- [TASK PROMPT]: Go through the data and retrieve each line that includes the string "Periodontics".
START RECORDS TO USE
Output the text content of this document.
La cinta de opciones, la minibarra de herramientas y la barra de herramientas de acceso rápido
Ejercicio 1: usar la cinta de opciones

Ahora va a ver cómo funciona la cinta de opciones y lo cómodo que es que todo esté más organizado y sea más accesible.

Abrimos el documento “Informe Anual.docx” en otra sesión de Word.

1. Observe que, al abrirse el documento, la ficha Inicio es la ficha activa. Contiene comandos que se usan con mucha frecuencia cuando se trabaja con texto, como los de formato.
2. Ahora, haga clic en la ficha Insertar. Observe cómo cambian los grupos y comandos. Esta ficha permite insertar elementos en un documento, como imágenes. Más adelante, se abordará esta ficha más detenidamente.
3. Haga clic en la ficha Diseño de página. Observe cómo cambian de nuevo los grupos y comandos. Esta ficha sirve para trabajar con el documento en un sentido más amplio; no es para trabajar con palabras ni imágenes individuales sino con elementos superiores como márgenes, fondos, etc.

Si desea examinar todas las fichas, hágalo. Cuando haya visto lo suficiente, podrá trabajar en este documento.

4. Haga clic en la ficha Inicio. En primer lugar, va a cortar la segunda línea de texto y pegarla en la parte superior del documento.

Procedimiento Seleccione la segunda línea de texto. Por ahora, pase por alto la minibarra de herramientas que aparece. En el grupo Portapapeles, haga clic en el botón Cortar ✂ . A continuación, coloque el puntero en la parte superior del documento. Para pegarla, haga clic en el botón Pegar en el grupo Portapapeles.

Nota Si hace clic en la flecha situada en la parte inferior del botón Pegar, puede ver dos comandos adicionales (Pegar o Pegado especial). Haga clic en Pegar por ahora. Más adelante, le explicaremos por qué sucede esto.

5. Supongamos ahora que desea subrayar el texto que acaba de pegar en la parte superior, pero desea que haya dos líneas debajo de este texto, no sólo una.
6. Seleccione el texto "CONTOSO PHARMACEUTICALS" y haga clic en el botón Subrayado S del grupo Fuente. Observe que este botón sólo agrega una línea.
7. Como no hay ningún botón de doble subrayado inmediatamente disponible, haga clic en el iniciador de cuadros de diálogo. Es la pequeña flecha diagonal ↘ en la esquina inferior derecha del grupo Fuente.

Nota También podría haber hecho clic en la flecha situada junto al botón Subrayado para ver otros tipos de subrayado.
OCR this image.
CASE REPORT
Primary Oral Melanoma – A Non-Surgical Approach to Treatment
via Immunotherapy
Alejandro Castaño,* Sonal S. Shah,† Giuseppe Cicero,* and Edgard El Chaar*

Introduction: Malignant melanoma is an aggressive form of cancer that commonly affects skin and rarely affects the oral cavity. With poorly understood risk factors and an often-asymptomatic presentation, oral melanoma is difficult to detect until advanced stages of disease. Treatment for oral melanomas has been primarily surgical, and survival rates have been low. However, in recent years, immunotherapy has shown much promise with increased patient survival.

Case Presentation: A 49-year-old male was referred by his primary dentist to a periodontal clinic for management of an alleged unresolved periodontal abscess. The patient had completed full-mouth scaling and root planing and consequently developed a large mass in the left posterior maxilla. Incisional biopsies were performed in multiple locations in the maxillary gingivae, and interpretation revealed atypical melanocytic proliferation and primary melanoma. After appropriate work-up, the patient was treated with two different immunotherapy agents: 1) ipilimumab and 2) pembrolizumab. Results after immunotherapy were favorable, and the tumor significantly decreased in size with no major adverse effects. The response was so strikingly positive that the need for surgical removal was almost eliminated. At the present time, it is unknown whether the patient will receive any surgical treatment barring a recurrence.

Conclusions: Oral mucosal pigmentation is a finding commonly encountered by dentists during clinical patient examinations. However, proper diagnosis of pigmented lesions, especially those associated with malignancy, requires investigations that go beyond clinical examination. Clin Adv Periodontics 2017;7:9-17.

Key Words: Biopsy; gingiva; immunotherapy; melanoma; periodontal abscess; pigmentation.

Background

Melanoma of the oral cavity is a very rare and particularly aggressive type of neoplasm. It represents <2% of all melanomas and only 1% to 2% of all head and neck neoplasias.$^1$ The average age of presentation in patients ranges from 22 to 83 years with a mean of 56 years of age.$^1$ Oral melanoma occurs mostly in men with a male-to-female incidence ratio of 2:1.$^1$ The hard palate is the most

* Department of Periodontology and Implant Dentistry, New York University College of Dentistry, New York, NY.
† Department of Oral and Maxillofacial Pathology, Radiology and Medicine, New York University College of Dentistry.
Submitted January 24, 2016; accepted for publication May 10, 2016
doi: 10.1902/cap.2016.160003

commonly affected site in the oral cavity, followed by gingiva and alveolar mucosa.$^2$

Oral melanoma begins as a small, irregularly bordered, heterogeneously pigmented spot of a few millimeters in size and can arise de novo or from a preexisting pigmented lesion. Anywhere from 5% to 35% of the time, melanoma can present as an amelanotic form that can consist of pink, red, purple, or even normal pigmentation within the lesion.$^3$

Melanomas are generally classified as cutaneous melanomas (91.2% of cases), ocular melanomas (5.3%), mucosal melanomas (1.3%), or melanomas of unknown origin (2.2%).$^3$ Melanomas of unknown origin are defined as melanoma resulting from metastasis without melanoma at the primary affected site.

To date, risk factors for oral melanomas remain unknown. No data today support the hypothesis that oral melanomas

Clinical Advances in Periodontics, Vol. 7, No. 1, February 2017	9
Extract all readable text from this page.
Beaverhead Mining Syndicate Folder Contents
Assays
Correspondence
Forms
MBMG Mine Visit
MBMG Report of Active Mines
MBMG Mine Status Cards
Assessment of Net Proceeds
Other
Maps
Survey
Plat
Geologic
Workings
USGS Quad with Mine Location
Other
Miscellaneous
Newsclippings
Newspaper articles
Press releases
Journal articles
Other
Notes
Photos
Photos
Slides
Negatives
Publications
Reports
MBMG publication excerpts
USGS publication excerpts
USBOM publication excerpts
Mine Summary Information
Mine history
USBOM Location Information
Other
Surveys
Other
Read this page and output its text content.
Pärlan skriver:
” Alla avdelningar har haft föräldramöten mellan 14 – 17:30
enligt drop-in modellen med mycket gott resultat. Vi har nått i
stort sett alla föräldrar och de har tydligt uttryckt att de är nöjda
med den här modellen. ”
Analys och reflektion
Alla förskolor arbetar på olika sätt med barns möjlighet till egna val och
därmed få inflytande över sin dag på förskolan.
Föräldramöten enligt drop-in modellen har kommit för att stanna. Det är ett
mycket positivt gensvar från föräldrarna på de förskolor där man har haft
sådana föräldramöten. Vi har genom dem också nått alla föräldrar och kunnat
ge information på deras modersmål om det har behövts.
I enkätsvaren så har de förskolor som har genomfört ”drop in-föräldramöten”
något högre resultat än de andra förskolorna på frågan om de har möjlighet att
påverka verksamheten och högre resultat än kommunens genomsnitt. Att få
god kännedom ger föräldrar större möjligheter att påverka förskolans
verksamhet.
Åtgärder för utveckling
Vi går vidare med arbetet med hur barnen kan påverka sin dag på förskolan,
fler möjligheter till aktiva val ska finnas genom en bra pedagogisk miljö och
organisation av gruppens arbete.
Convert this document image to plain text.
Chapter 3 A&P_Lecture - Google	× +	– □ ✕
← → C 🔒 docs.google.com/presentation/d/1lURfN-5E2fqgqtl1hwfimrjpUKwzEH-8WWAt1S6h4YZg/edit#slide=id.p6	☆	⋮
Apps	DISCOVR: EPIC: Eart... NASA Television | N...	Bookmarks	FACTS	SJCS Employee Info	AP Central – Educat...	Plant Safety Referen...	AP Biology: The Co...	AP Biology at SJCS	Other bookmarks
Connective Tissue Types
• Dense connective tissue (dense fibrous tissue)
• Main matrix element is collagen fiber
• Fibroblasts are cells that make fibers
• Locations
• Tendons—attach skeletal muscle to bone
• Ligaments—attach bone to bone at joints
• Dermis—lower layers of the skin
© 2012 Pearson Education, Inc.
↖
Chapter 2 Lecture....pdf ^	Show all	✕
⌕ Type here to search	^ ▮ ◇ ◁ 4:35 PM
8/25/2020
END RECORDS TO USE
- [ANSWER AREA]:
Conclusions: Oral mucosal pigmentation is a finding commonly encountered by dentists during clinical patient examinations. However, proper diagnosis of pigmented lesions, especially those associated with malignancy, requires investigations that go beyond clinical examination. Clin Adv Periodontics 2017;7:9-17.
Clinical Advances in Periodontics, Vol. 7, No. 1, February 2017	9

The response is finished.